ACTIONS TO TAKE:
#1 In the forum thread on Linux MD versus an H710p, what fraction of the spindles would see the vast majority of the IO with a database workload on three concatenated mirrors?
#2 Extend the forum thread on Linux MD versus an H710p, picking up right after its final sentence.

SOURCE EXCERPT:
Re: Linux MD? Or an H710p?

David Brown <david.brown@xxxxxxxxxxxx> · Wed, 23 Oct 2013 09:03:16 +0200

On 22/10/13 18:56, Stan Hoeppner wrote:
> On 10/22/2013 2:24 AM, David Brown wrote:
>> On 22/10/13 02:36, Steve Bergman wrote:
>>
>> <snip>
>>
>>> But hey, this is going to be a very nice opportunity for observing XFS's
>>> savvy with parallel i/o.
>>
>> You mentioned using a 6-drive RAID10 in your first email, with XFS on
>> top of that.  Stan is the expert here, but my understanding is that you
>> should go for three 2-drive RAID1 pairs, and then use an md linear
>> "raid" for these pairs and put XFS on top of that in order to get the
>> full benefits of XFS parallelism.
> 
> XFS on a concatenation, which is what you described above, is a very
> workload specific storage architecture.  It is not a general use
> architecture, and almost never good for database workloads.  Here most
> of the data is stored in a single file or a small set of files, in a
> single directory.  With such a DB workload and 3 concatenated mirrors,
> only 1/3rd of the spindles would see the vast majority of the IO.
> 

That's a good point - while I had noted that the OP was running a
database, I forgot it was a virtual windows machine and MS SQL database.

[Dataset excerpt]

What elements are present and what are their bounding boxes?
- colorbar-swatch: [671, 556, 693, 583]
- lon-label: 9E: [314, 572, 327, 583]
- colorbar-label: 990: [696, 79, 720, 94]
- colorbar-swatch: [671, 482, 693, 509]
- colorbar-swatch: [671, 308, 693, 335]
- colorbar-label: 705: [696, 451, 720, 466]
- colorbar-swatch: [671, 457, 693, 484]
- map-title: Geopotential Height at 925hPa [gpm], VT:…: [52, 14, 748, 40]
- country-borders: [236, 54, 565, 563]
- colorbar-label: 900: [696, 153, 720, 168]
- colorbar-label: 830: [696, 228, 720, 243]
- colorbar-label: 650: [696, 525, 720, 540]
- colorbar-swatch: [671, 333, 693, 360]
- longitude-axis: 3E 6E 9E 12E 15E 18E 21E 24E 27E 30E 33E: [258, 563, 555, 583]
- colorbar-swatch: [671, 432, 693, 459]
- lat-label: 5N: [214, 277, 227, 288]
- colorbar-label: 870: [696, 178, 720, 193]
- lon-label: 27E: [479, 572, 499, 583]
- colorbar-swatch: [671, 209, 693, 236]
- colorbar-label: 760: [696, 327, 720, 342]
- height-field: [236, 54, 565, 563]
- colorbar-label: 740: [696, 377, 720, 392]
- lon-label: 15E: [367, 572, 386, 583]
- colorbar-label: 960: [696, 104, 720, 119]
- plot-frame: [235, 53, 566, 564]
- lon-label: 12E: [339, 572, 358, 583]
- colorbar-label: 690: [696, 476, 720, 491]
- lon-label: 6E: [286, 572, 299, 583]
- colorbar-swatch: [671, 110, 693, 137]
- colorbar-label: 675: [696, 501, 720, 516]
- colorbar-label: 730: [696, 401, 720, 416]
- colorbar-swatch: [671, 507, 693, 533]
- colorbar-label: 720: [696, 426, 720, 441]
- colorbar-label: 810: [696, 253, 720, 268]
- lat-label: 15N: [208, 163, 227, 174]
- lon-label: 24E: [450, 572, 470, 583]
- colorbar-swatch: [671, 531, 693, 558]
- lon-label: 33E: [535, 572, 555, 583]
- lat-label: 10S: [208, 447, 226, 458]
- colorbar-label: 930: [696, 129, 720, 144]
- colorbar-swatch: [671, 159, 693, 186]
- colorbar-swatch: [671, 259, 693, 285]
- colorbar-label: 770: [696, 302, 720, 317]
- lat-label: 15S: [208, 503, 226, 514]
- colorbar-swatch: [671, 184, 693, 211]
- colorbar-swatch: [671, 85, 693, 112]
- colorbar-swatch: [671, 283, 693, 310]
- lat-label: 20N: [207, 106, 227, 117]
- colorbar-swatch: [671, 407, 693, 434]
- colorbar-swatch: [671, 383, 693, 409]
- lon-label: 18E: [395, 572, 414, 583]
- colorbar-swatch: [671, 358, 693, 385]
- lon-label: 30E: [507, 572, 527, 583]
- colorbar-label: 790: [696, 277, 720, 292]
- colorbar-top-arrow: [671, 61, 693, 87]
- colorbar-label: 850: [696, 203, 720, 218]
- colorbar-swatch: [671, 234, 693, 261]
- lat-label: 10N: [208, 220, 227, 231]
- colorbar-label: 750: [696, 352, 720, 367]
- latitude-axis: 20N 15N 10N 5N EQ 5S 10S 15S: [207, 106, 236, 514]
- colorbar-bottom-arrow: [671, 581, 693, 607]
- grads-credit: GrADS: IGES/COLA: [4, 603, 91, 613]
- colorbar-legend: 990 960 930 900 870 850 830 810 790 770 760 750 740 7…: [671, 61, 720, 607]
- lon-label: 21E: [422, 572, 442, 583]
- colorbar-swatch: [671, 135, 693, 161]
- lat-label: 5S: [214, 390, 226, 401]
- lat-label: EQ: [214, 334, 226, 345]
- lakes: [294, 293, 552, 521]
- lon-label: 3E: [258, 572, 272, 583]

SOLVED PROBLEMS:
#1 Only one third of the spindles.

#2
 The virtual machine will use a single large file for its virtual
harddisk image, and so RAID10 + XFS will beat RAID1 + concat + XFS.

On the other hand, he is also serving 100+ freenx desktop users.  As far
as I understand it (and I'm very happy for corrections if I'm wrong),
that will mean a /home directory with 100+ sub-directories for the
different users - and that /is/ one of the ideal cases for concat+XFS
parallelism.

Only the OP can say which type of access is going to dominate and where
the balance should go.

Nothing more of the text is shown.